▽

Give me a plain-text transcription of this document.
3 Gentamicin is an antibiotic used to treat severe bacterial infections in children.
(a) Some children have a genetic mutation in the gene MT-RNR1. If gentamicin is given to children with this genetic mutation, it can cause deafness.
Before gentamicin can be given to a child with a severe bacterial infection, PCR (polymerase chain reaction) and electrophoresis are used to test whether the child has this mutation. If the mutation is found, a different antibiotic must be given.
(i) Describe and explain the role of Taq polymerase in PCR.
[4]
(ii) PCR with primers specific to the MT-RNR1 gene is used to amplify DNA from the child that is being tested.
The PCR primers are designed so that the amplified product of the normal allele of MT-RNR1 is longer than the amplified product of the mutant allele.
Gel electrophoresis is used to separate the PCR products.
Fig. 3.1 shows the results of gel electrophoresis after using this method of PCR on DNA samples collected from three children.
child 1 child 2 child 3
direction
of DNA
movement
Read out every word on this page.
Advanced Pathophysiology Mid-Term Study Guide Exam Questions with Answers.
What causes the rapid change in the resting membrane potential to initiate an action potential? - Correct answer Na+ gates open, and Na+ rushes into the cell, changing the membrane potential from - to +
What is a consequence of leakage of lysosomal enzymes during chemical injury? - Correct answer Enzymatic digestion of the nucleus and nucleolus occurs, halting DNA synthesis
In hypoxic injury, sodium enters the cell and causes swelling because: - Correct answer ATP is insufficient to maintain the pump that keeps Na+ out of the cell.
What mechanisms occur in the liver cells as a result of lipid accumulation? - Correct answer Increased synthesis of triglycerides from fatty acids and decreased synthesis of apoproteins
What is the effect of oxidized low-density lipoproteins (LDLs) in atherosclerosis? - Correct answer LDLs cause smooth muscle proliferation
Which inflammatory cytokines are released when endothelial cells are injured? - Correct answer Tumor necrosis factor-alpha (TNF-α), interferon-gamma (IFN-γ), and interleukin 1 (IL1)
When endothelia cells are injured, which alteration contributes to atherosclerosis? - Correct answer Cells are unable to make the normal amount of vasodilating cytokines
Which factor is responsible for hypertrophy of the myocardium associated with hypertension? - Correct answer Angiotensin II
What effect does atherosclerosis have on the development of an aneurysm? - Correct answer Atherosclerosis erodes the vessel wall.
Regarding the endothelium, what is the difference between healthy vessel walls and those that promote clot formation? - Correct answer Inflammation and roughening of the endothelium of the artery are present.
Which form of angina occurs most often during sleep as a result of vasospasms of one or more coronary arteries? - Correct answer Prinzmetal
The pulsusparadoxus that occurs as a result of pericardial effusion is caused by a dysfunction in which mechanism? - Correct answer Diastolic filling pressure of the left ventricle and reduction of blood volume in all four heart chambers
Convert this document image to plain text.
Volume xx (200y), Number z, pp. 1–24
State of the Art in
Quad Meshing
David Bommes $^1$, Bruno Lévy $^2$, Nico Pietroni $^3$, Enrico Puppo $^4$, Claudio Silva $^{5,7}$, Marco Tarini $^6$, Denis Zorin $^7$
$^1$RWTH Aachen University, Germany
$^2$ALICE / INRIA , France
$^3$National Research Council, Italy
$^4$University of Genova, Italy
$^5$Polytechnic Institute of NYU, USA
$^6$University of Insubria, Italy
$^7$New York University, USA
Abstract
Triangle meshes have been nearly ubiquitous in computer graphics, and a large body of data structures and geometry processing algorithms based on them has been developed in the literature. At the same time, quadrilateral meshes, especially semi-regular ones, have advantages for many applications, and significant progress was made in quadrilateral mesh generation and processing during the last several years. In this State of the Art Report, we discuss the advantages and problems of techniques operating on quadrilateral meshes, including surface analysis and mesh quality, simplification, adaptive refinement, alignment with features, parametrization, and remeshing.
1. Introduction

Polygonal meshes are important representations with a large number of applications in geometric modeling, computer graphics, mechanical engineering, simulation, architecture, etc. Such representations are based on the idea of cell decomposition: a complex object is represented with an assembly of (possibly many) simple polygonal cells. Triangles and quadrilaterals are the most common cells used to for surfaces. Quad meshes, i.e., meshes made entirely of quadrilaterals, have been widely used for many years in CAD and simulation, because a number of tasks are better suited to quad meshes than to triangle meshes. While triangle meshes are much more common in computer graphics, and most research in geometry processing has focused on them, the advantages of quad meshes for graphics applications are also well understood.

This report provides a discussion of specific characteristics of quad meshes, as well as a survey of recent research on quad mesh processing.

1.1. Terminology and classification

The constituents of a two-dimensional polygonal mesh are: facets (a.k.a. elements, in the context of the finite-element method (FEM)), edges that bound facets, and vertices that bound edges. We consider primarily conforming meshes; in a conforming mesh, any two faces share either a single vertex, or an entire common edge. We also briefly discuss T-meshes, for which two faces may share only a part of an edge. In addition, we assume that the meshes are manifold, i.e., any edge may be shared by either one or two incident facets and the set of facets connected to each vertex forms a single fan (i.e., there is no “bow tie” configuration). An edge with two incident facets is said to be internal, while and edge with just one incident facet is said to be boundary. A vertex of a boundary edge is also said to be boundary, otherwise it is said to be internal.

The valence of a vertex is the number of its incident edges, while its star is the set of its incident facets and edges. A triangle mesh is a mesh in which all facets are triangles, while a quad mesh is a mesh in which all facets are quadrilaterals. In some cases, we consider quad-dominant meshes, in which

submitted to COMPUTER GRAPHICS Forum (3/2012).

△

#### What to work on:
Set down each entry exactly, leaving none out.

#### Exercise result:
Give me a plain-text transcription of this document.
3 Gentamicin is an antibiotic used to treat severe bacterial infections in children.
(a) Some children have a genetic mutation in the gene MT-RNR1. If gentamicin is given to children with this genetic mutation, it can cause deafness.
Before gentamicin can be given to a child with a severe bacterial infection, PCR (polymerase chain reaction) and electrophoresis are used to test whether the child has this mutation. If the mutation is found, a different antibiotic must be given.
(i) Describe and explain the role of Taq polymerase in PCR.
[4]
(ii) PCR with primers specific to the MT-RNR1 gene is used to amplify DNA from the child that is being tested.
The PCR primers are designed so that the amplified product of the normal allele of MT-RNR1 is longer than the amplified product of the mutant allele.
Gel electrophoresis is used to separate the PCR products.
Fig. 3.1 shows the results of gel electrophoresis after using this method of PCR on DNA samples collected from three children.
child 1 child 2 child 3
direction
of DNA
movement
Read out every word on this page.
Advanced Pathophysiology Mid-Term Study Guide Exam Questions with Answers.
What causes the rapid change in the resting membrane potential to initiate an action potential? - Correct answer Na+ gates open, and Na+ rushes into the cell, changing the membrane potential from - to +
What is a consequence of leakage of lysosomal enzymes during chemical injury? - Correct answer Enzymatic digestion of the nucleus and nucleolus occurs, halting DNA synthesis
In hypoxic injury, sodium enters the cell and causes swelling because: - Correct answer ATP is insufficient to maintain the pump that keeps Na+ out of the cell.
What mechanisms occur in the liver cells as a result of lipid accumulation? - Correct answer Increased synthesis of triglycerides from fatty acids and decreased synthesis of apoproteins
What is the effect of oxidized low-density lipoproteins (LDLs) in atherosclerosis? - Correct answer LDLs cause smooth muscle proliferation
Which inflammatory cytokines are released when endothelial cells are injured? - Correct answer Tumor necrosis factor-alpha (TNF-α), interferon-gamma (IFN-γ), and interleukin 1 (IL1)
When endothelia cells are injured, which alteration contributes to atherosclerosis? - Correct answer Cells are unable to make the normal amount of vasodilating cytokines
Which factor is responsible for hypertrophy of the myocardium associated with hypertension? - Correct answer Angiotensin II
What effect does atherosclerosis have on the development of an aneurysm? - Correct answer Atherosclerosis erodes the vessel wall.
Regarding the endothelium, what is the difference between healthy vessel walls and those that promote clot formation? - Correct answer Inflammation and roughening of the endothelium of the artery are present.
Which form of angina occurs most often during sleep as a result of vasospasms of one or more coronary arteries? - Correct answer Prinzmetal
The pulsusparadoxus that occurs as a result of pericardial effusion is caused by a dysfunction in which mechanism? - Correct answer Diastolic filling pressure of the left ventricle and reduction of blood volume in all four heart chambers
Convert this document image to plain text.
Volume xx (200y), Number z, pp. 1–24
State of the Art in
Quad Meshing
David Bommes $^1$, Bruno Lévy $^2$, Nico Pietroni $^3$, Enrico Puppo $^4$, Claudio Silva $^{5,7}$, Marco Tarini $^6$, Denis Zorin $^7$
$^1$RWTH Aachen University, Germany
$^2$ALICE / INRIA , France
$^3$National Research Council, Italy
$^4$University of Genova, Italy
$^5$Polytechnic Institute of NYU, USA
$^6$University of Insubria, Italy
$^7$New York University, USA
Abstract
Triangle meshes have been nearly ubiquitous in computer graphics, and a large body of data structures and geometry processing algorithms based on them has been developed in the literature. At the same time, quadrilateral meshes, especially semi-regular ones, have advantages for many applications, and significant progress was made in quadrilateral mesh generation and processing during the last several years. In this State of the Art Report, we discuss the advantages and problems of techniques operating on quadrilateral meshes, including surface analysis and mesh quality, simplification, adaptive refinement, alignment with features, parametrization, and remeshing.
1. Introduction

Polygonal meshes are important representations with a large number of applications in geometric modeling, computer graphics, mechanical engineering, simulation, architecture, etc. Such representations are based on the idea of cell decomposition: a complex object is represented with an assembly of (possibly many) simple polygonal cells. Triangles and quadrilaterals are the most common cells used to for surfaces. Quad meshes, i.e., meshes made entirely of quadrilaterals, have been widely used for many years in CAD and simulation, because a number of tasks are better suited to quad meshes than to triangle meshes. While triangle meshes are much more common in computer graphics, and most research in geometry processing has focused on them, the advantages of quad meshes for graphics applications are also well understood.

This report provides a discussion of specific characteristics of quad meshes, as well as a survey of recent research on quad mesh processing.

1.1. Terminology and classification

The constituents of a two-dimensional polygonal mesh are: facets (a.k.a. elements, in the context of the finite-element method (FEM)), edges that bound facets, and vertices that bound edges. We consider primarily conforming meshes; in a conforming mesh, any two faces share either a single vertex, or an entire common edge. We also briefly discuss T-meshes, for which two faces may share only a part of an edge. In addition, we assume that the meshes are manifold, i.e., any edge may be shared by either one or two incident facets and the set of facets connected to each vertex forms a single fan (i.e., there is no “bow tie” configuration). An edge with two incident facets is said to be internal, while and edge with just one incident facet is said to be boundary. A vertex of a boundary edge is also said to be boundary, otherwise it is said to be internal.

The valence of a vertex is the number of its incident edges, while its star is the set of its incident facets and edges. A triangle mesh is a mesh in which all facets are triangles, while a quad mesh is a mesh in which all facets are quadrilaterals. In some cases, we consider quad-dominant meshes, in which

submitted to COMPUTER GRAPHICS Forum (3/2012).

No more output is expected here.